SET EXERCISE: Restate all the material verbatim, except for the pictures.
--- WORKING DATA ---
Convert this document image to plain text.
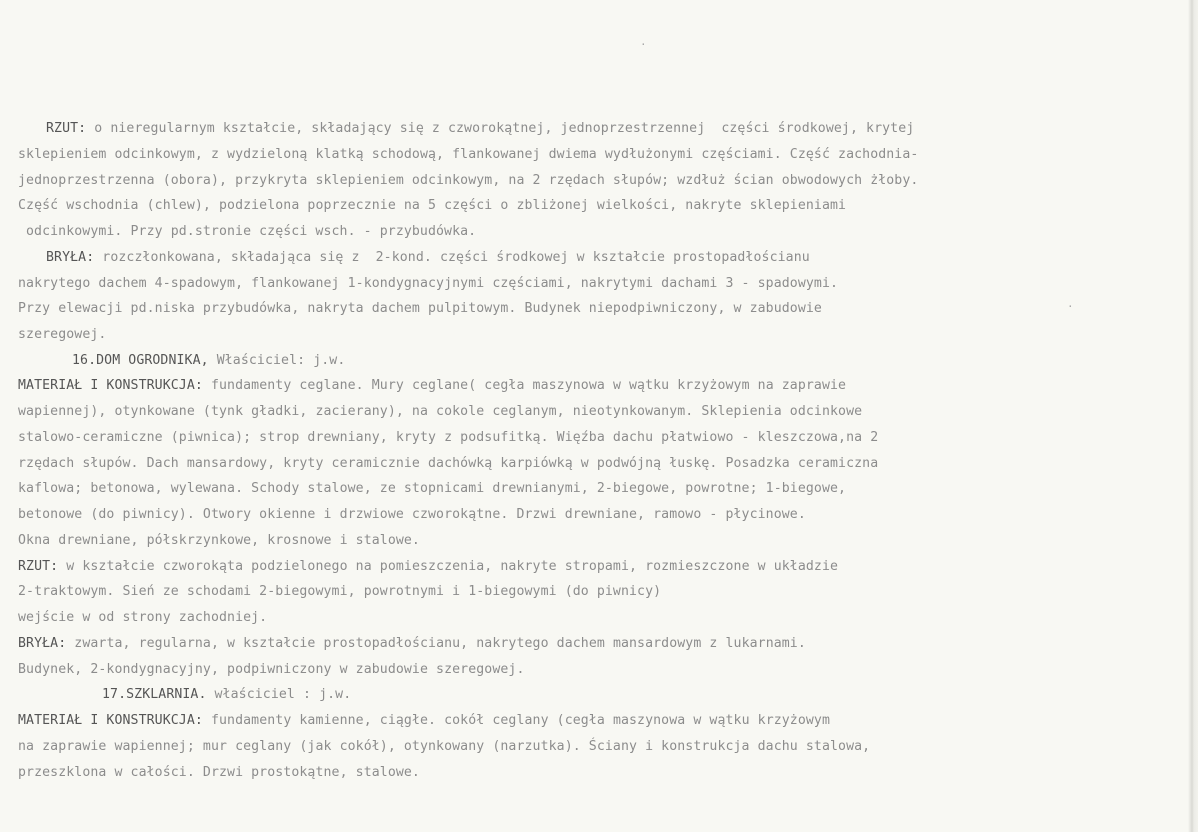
·
·
RZUT: o nieregularnym kształcie, składający się z czworokątnej, jednoprzestrzennej  części środkowej, krytej
sklepieniem odcinkowym, z wydzieloną klatką schodową, flankowanej dwiema wydłużonymi częściami. Część zachodnia-
jednoprzestrzenna (obora), przykryta sklepieniem odcinkowym, na 2 rzędach słupów; wzdłuż ścian obwodowych żłoby.
Część wschodnia (chlew), podzielona poprzecznie na 5 części o zbliżonej wielkości, nakryte sklepieniami
odcinkowymi. Przy pd.stronie części wsch. - przybudówka.
BRYŁA: rozczłonkowana, składająca się z  2-kond. części środkowej w kształcie prostopadłościanu
nakrytego dachem 4-spadowym, flankowanej 1-kondygnacyjnymi częściami, nakrytymi dachami 3 - spadowymi.
Przy elewacji pd.niska przybudówka, nakryta dachem pulpitowym. Budynek niepodpiwniczony, w zabudowie
szeregowej.
16.DOM OGRODNIKA, Właściciel: j.w.
MATERIAŁ I KONSTRUKCJA: fundamenty ceglane. Mury ceglane( cegła maszynowa w wątku krzyżowym na zaprawie
wapiennej), otynkowane (tynk gładki, zacierany), na cokole ceglanym, nieotynkowanym. Sklepienia odcinkowe
stalowo-ceramiczne (piwnica); strop drewniany, kryty z podsufitką. Więźba dachu płatwiowo - kleszczowa,na 2
rzędach słupów. Dach mansardowy, kryty ceramicznie dachówką karpiówką w podwójną łuskę. Posadzka ceramiczna
kaflowa; betonowa, wylewana. Schody stalowe, ze stopnicami drewnianymi, 2-biegowe, powrotne; 1-biegowe,
betonowe (do piwnicy). Otwory okienne i drzwiowe czworokątne. Drzwi drewniane, ramowo - płycinowe.
Okna drewniane, półskrzynkowe, krosnowe i stalowe.
RZUT: w kształcie czworokąta podzielonego na pomieszczenia, nakryte stropami, rozmieszczone w układzie
2-traktowym. Sień ze schodami 2-biegowymi, powrotnymi i 1-biegowymi (do piwnicy)
wejście w od strony zachodniej.
BRYŁA: zwarta, regularna, w kształcie prostopadłościanu, nakrytego dachem mansardowym z lukarnami.
Budynek, 2-kondygnacyjny, podpiwniczony w zabudowie szeregowej.
17.SZKLARNIA. właściciel : j.w.
MATERIAŁ I KONSTRUKCJA: fundamenty kamienne, ciągłe. cokół ceglany (cegła maszynowa w wątku krzyżowym
na zaprawie wapiennej; mur ceglany (jak cokół), otynkowany (narzutka). Ściany i konstrukcja dachu stalowa,
przeszklona w całości. Drzwi prostokątne, stalowe.
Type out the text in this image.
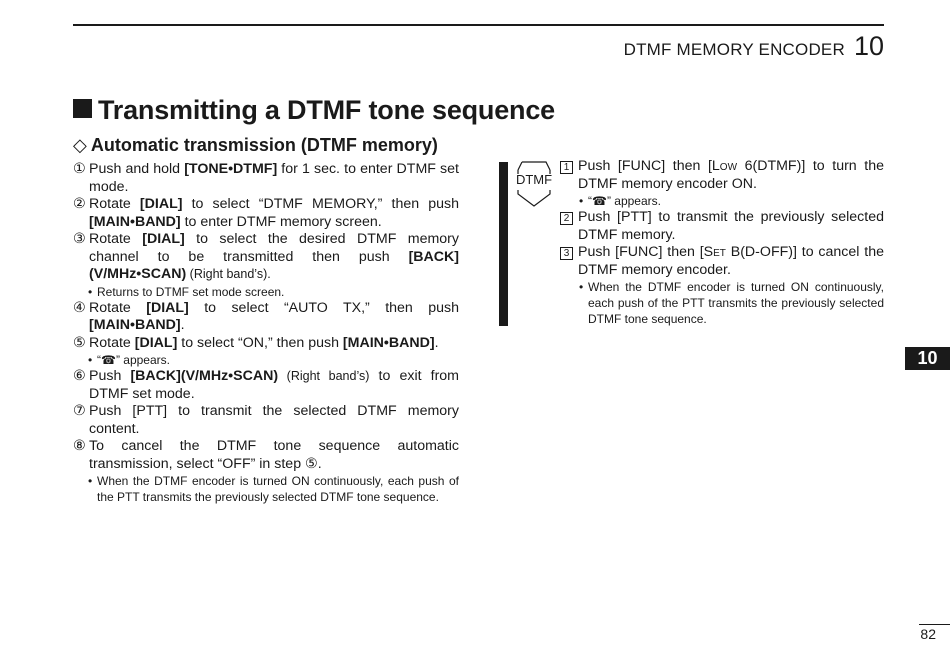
DTMF MEMORY ENCODER 10
Transmitting a DTMF tone sequence
◇ Automatic transmission (DTMF memory)
① Push and hold [TONE•DTMF] for 1 sec. to enter DTMF set mode.
② Rotate [DIAL] to select “DTMF MEMORY,” then push [MAIN•BAND] to enter DTMF memory screen.
③ Rotate [DIAL] to select the desired DTMF memory channel to be transmitted then push [BACK](V/MHz•SCAN) (Right band’s).
• Returns to DTMF set mode screen.
④ Rotate [DIAL] to select “AUTO TX,” then push [MAIN•BAND].
⑤ Rotate [DIAL] to select “ON,” then push [MAIN•BAND].
• “☎” appears.
⑥ Push [BACK](V/MHz•SCAN) (Right band’s) to exit from DTMF set mode.
⑦ Push [PTT] to transmit the selected DTMF memory content.
⑧ To cancel the DTMF tone sequence automatic transmission, select “OFF” in step ⑤.
• When the DTMF encoder is turned ON continuously, each push of the PTT transmits the previously selected DTMF tone sequence.
DTMF
1 Push [FUNC] then [Low 6(DTMF)] to turn the DTMF memory encoder ON.
• “☎” appears.
2 Push [PTT] to transmit the previously selected DTMF memory.
3 Push [FUNC] then [Set B(D-OFF)] to cancel the DTMF memory encoder.
• When the DTMF encoder is turned ON continuously, each push of the PTT transmits the previously selected DTMF tone sequence.
10
82
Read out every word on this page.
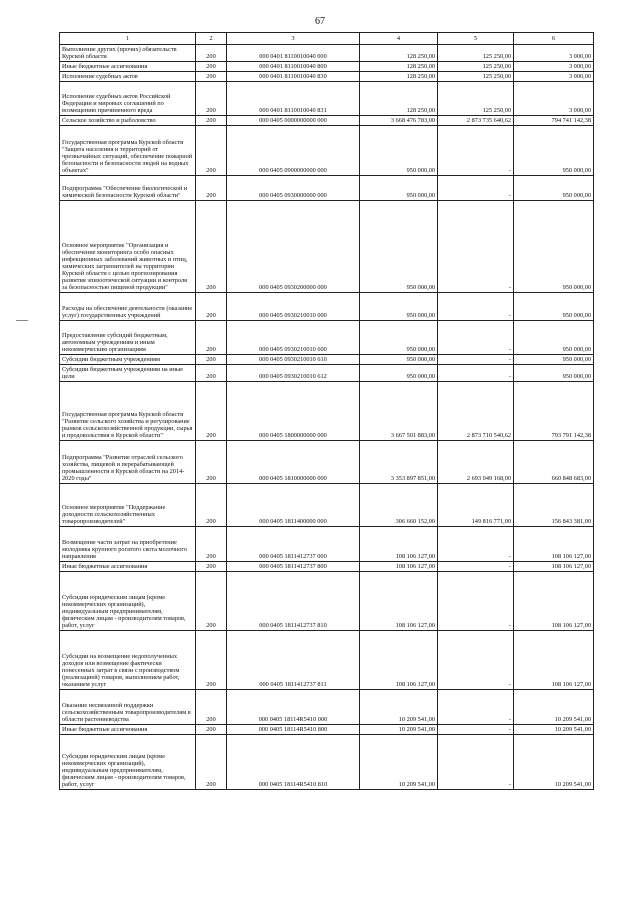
67
1	2	3	4	5	6
Выполнение других (прочих) обязательств Курской области	200	000 0401 8110010040 000	128 250,00	125 250,00	3 000,00
Иные бюджетные ассигнования	200	000 0401 8110010040 800	128 250,00	125 250,00	3 000,00
Исполнение судебных актов	200	000 0401 8110010040 830	128 250,00	125 250,00	3 000,00
Исполнение судебных актов Российской Федерации и мировых соглашений по возмещению причиненного вреда	200	000 0401 8110010040 831	128 250,00	125 250,00	3 000,00
Сельское хозяйство и рыболовство	200	000 0405 0000000000 000	3 668 476 783,00	2 873 735 640,62	794 741 142,38
Государственная программа Курской области "Защита населения и территорий от чрезвычайных ситуаций, обеспечение пожарной безопасности и безопасности людей на водных объектах"	200	000 0405 0900000000 000	950 000,00	-	950 000,00
Подпрограмма "Обеспечение биологической и химической безопасности Курской области"	200	000 0405 0930000000 000	950 000,00	-	950 000,00
Основное мероприятие "Организация и обеспечение мониторинга особо опасных инфекционных заболеваний животных и птиц, химических загрязнителей на территории Курской области с целью прогнозирования развития эпизоотической ситуации и контроля за безопасностью пищевой продукции"	200	000 0405 0930200000 000	950 000,00	-	950 000,00
Расходы на обеспечение деятельности (оказание услуг) государственных учреждений	200	000 0405 0930210010 000	950 000,00	-	950 000,00
Предоставление субсидий бюджетным, автономным учреждениям и иным некоммерческим организациям	200	000 0405 0930210010 600	950 000,00	-	950 000,00
Субсидии бюджетным учреждениям	200	000 0405 0930210010 610	950 000,00	-	950 000,00
Субсидии бюджетным учреждениям на иные цели	200	000 0405 0930210010 612	950 000,00	-	950 000,00
Государственная программа Курской области "Развитие сельского хозяйства и регулирование рынков сельскохозяйственной продукции, сырья и продовольствия в Курской области"	200	000 0405 1800000000 000	3 667 501 883,00	2 873 710 540,62	793 791 142,38
Подпрограмма "Развитие отраслей сельского хозяйства, пищевой и перерабатывающей промышленности в Курской области на 2014-2020 годы"	200	000 0405 1810000000 000	3 353 897 851,00	2 693 049 168,00	660 848 683,00
Основное мероприятие "Поддержание доходности сельскохозяйственных товаропроизводителей"	200	000 0405 1811400000 000	306 660 152,00	149 816 771,00	156 843 381,00
Возмещение части затрат на приобретение молодняка крупного рогатого скота молочного направления	200	000 0405 1811412737 000	108 106 127,00	-	108 106 127,00
Иные бюджетные ассигнования	200	000 0405 1811412737 800	108 106 127,00	-	108 106 127,00
Субсидии юридическим лицам (кроме некоммерческих организаций), индивидуальным предпринимателям, физическим лицам - производителям товаров, работ, услуг	200	000 0405 1811412737 810	108 106 127,00	-	108 106 127,00
Субсидии на возмещение недополученных доходов или возмещение фактически понесенных затрат в связи с производством (реализацией) товаров, выполнением работ, оказанием услуг	200	000 0405 1811412737 811	108 106 127,00	-	108 106 127,00
Оказание несвязанной поддержки сельскохозяйственным товаропроизводителям в области растениеводства	200	000 0405 18114R5410 000	10 209 541,00	-	10 209 541,00
Иные бюджетные ассигнования	200	000 0405 18114R5410 800	10 209 541,00	-	10 209 541,00
Субсидии юридическим лицам (кроме некоммерческих организаций), индивидуальным предпринимателям, физическим лицам - производителям товаров, работ, услуг	200	000 0405 18114R5410 810	10 209 541,00	-	10 209 541,00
---
WORKED ANSWER:
Convert this document image to plain text.
·
·
RZUT: o nieregularnym kształcie, składający się z czworokątnej, jednoprzestrzennej  części środkowej, krytej
sklepieniem odcinkowym, z wydzieloną klatką schodową, flankowanej dwiema wydłużonymi częściami. Część zachodnia-
jednoprzestrzenna (obora), przykryta sklepieniem odcinkowym, na 2 rzędach słupów; wzdłuż ścian obwodowych żłoby.
Część wschodnia (chlew), podzielona poprzecznie na 5 części o zbliżonej wielkości, nakryte sklepieniami
odcinkowymi. Przy pd.stronie części wsch. - przybudówka.
BRYŁA: rozczłonkowana, składająca się z  2-kond. części środkowej w kształcie prostopadłościanu
nakrytego dachem 4-spadowym, flankowanej 1-kondygnacyjnymi częściami, nakrytymi dachami 3 - spadowymi.
Przy elewacji pd.niska przybudówka, nakryta dachem pulpitowym. Budynek niepodpiwniczony, w zabudowie
szeregowej.
16.DOM OGRODNIKA, Właściciel: j.w.
MATERIAŁ I KONSTRUKCJA: fundamenty ceglane. Mury ceglane( cegła maszynowa w wątku krzyżowym na zaprawie
wapiennej), otynkowane (tynk gładki, zacierany), na cokole ceglanym, nieotynkowanym. Sklepienia odcinkowe
stalowo-ceramiczne (piwnica); strop drewniany, kryty z podsufitką. Więźba dachu płatwiowo - kleszczowa,na 2
rzędach słupów. Dach mansardowy, kryty ceramicznie dachówką karpiówką w podwójną łuskę. Posadzka ceramiczna
kaflowa; betonowa, wylewana. Schody stalowe, ze stopnicami drewnianymi, 2-biegowe, powrotne; 1-biegowe,
betonowe (do piwnicy). Otwory okienne i drzwiowe czworokątne. Drzwi drewniane, ramowo - płycinowe.
Okna drewniane, półskrzynkowe, krosnowe i stalowe.
RZUT: w kształcie czworokąta podzielonego na pomieszczenia, nakryte stropami, rozmieszczone w układzie
2-traktowym. Sień ze schodami 2-biegowymi, powrotnymi i 1-biegowymi (do piwnicy)
wejście w od strony zachodniej.
BRYŁA: zwarta, regularna, w kształcie prostopadłościanu, nakrytego dachem mansardowym z lukarnami.
Budynek, 2-kondygnacyjny, podpiwniczony w zabudowie szeregowej.
17.SZKLARNIA. właściciel : j.w.
MATERIAŁ I KONSTRUKCJA: fundamenty kamienne, ciągłe. cokół ceglany (cegła maszynowa w wątku krzyżowym
na zaprawie wapiennej; mur ceglany (jak cokół), otynkowany (narzutka). Ściany i konstrukcja dachu stalowa,
przeszklona w całości. Drzwi prostokątne, stalowe.
Type out the text in this image.
DTMF MEMORY ENCODER 10
Transmitting a DTMF tone sequence
◇ Automatic transmission (DTMF memory)
① Push and hold [TONE•DTMF] for 1 sec. to enter DTMF set mode.
② Rotate [DIAL] to select “DTMF MEMORY,” then push [MAIN•BAND] to enter DTMF memory screen.
③ Rotate [DIAL] to select the desired DTMF memory channel to be transmitted then push [BACK](V/MHz•SCAN) (Right band’s).
• Returns to DTMF set mode screen.
④ Rotate [DIAL] to select “AUTO TX,” then push [MAIN•BAND].
⑤ Rotate [DIAL] to select “ON,” then push [MAIN•BAND].
• “☎” appears.
⑥ Push [BACK](V/MHz•SCAN) (Right band’s) to exit from DTMF set mode.
⑦ Push [PTT] to transmit the selected DTMF memory content.
⑧ To cancel the DTMF tone sequence automatic transmission, select “OFF” in step ⑤.
• When the DTMF encoder is turned ON continuously, each push of the PTT transmits the previously selected DTMF tone sequence.
DTMF
1 Push [FUNC] then [Low 6(DTMF)] to turn the DTMF memory encoder ON.
• “☎” appears.
2 Push [PTT] to transmit the previously selected DTMF memory.
3 Push [FUNC] then [Set B(D-OFF)] to cancel the DTMF memory encoder.
• When the DTMF encoder is turned ON continuously, each push of the PTT transmits the previously selected DTMF tone sequence.
10
82
Read out every word on this page.
67
1	2	3	4	5	6
Выполнение других (прочих) обязательств Курской области	200	000 0401 8110010040 000	128 250,00	125 250,00	3 000,00
Иные бюджетные ассигнования	200	000 0401 8110010040 800	128 250,00	125 250,00	3 000,00
Исполнение судебных актов	200	000 0401 8110010040 830	128 250,00	125 250,00	3 000,00
Исполнение судебных актов Российской Федерации и мировых соглашений по возмещению причиненного вреда	200	000 0401 8110010040 831	128 250,00	125 250,00	3 000,00
Сельское хозяйство и рыболовство	200	000 0405 0000000000 000	3 668 476 783,00	2 873 735 640,62	794 741 142,38
Государственная программа Курской области "Защита населения и территорий от чрезвычайных ситуаций, обеспечение пожарной безопасности и безопасности людей на водных объектах"	200	000 0405 0900000000 000	950 000,00	-	950 000,00
Подпрограмма "Обеспечение биологической и химической безопасности Курской области"	200	000 0405 0930000000 000	950 000,00	-	950 000,00
Основное мероприятие "Организация и обеспечение мониторинга особо опасных инфекционных заболеваний животных и птиц, химических загрязнителей на территории Курской области с целью прогнозирования развития эпизоотической ситуации и контроля за безопасностью пищевой продукции"	200	000 0405 0930200000 000	950 000,00	-	950 000,00
Расходы на обеспечение деятельности (оказание услуг) государственных учреждений	200	000 0405 0930210010 000	950 000,00	-	950 000,00
Предоставление субсидий бюджетным, автономным учреждениям и иным некоммерческим организациям	200	000 0405 0930210010 600	950 000,00	-	950 000,00
Субсидии бюджетным учреждениям	200	000 0405 0930210010 610	950 000,00	-	950 000,00
Субсидии бюджетным учреждениям на иные цели	200	000 0405 0930210010 612	950 000,00	-	950 000,00
Государственная программа Курской области "Развитие сельского хозяйства и регулирование рынков сельскохозяйственной продукции, сырья и продовольствия в Курской области"	200	000 0405 1800000000 000	3 667 501 883,00	2 873 710 540,62	793 791 142,38
Подпрограмма "Развитие отраслей сельского хозяйства, пищевой и перерабатывающей промышленности в Курской области на 2014-2020 годы"	200	000 0405 1810000000 000	3 353 897 851,00	2 693 049 168,00	660 848 683,00
Основное мероприятие "Поддержание доходности сельскохозяйственных товаропроизводителей"	200	000 0405 1811400000 000	306 660 152,00	149 816 771,00	156 843 381,00
Возмещение части затрат на приобретение молодняка крупного рогатого скота молочного направления	200	000 0405 1811412737 000	108 106 127,00	-	108 106 127,00
Иные бюджетные ассигнования	200	000 0405 1811412737 800	108 106 127,00	-	108 106 127,00
Субсидии юридическим лицам (кроме некоммерческих организаций), индивидуальным предпринимателям, физическим лицам - производителям товаров, работ, услуг	200	000 0405 1811412737 810	108 106 127,00	-	108 106 127,00
Субсидии на возмещение недополученных доходов или возмещение фактически понесенных затрат в связи с производством (реализацией) товаров, выполнением работ, оказанием услуг	200	000 0405 1811412737 811	108 106 127,00	-	108 106 127,00
Оказание несвязанной поддержки сельскохозяйственным товаропроизводителям в области растениеводства	200	000 0405 18114R5410 000	10 209 541,00	-	10 209 541,00
Иные бюджетные ассигнования	200	000 0405 18114R5410 800	10 209 541,00	-	10 209 541,00
Субсидии юридическим лицам (кроме некоммерческих организаций), индивидуальным предпринимателям, физическим лицам - производителям товаров, работ, услуг	200	000 0405 18114R5410 810	10 209 541,00	-	10 209 541,00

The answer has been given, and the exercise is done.